▸ Data for the task
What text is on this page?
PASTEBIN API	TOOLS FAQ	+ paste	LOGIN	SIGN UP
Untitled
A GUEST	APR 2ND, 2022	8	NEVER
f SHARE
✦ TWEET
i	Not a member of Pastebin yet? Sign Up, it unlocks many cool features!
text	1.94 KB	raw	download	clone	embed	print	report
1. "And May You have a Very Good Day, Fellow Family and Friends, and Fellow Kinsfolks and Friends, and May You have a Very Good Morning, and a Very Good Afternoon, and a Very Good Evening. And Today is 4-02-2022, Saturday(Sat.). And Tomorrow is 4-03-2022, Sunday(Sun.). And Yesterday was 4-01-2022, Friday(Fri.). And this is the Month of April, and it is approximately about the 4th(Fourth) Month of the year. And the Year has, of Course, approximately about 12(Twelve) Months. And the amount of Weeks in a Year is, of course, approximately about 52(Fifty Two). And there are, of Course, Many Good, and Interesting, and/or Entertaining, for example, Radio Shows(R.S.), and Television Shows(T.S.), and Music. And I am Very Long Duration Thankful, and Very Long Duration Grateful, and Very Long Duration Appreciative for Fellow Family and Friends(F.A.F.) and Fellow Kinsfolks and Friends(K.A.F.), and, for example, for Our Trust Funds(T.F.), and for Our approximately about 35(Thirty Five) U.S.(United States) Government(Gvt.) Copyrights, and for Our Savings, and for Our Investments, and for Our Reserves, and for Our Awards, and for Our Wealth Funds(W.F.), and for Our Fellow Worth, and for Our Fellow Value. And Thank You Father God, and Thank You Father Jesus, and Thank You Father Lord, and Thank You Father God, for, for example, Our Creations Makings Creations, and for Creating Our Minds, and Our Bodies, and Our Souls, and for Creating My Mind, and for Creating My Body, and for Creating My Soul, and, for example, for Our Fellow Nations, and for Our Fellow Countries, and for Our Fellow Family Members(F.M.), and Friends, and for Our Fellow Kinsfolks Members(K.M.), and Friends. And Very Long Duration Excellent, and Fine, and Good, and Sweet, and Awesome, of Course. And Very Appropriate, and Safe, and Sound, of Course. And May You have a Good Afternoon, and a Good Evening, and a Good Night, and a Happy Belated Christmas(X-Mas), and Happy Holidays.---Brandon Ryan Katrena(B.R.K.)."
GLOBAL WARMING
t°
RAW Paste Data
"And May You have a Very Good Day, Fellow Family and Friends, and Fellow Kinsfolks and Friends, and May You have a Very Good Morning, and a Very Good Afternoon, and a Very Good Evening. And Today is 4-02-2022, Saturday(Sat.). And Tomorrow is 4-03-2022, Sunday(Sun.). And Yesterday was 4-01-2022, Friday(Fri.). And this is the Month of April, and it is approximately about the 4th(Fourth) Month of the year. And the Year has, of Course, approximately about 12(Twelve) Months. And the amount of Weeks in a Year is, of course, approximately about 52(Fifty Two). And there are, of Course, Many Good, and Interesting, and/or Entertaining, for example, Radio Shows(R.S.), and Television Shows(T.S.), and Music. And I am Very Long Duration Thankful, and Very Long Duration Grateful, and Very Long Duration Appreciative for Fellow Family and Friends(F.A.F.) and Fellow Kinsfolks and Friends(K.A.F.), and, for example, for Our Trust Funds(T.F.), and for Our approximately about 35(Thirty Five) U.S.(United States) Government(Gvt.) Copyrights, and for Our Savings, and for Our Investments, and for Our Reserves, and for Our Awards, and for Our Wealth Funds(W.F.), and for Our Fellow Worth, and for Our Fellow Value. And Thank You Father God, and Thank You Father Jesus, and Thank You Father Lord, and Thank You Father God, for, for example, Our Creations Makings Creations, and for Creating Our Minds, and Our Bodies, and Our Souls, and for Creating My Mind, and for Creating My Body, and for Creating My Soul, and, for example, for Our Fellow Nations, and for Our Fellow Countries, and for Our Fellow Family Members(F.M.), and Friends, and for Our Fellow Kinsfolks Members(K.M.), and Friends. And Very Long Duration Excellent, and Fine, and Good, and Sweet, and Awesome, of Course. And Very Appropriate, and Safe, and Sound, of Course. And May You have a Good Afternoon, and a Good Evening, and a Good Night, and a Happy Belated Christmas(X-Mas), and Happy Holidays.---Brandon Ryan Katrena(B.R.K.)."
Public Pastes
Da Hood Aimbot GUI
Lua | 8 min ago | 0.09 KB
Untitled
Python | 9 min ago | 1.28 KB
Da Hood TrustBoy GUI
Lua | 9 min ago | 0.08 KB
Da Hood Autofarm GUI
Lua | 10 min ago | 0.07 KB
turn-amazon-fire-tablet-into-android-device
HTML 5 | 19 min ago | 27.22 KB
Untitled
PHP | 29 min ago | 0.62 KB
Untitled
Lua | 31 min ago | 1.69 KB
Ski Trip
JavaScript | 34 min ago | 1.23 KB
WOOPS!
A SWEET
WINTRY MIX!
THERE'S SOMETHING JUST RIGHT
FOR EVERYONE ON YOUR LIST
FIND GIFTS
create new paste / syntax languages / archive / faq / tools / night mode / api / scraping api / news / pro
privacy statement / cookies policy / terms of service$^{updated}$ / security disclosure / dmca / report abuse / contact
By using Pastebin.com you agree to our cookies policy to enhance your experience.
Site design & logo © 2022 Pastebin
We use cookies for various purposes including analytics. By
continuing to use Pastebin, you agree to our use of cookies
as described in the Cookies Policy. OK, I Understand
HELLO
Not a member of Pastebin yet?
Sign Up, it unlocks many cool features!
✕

▸ Aim of the exercise
Copy each line above that contains the word "unlocks".

▸ Result of this task
i	Not a member of Pastebin yet? Sign Up, it unlocks many cool features!
Sign Up, it unlocks many cool features!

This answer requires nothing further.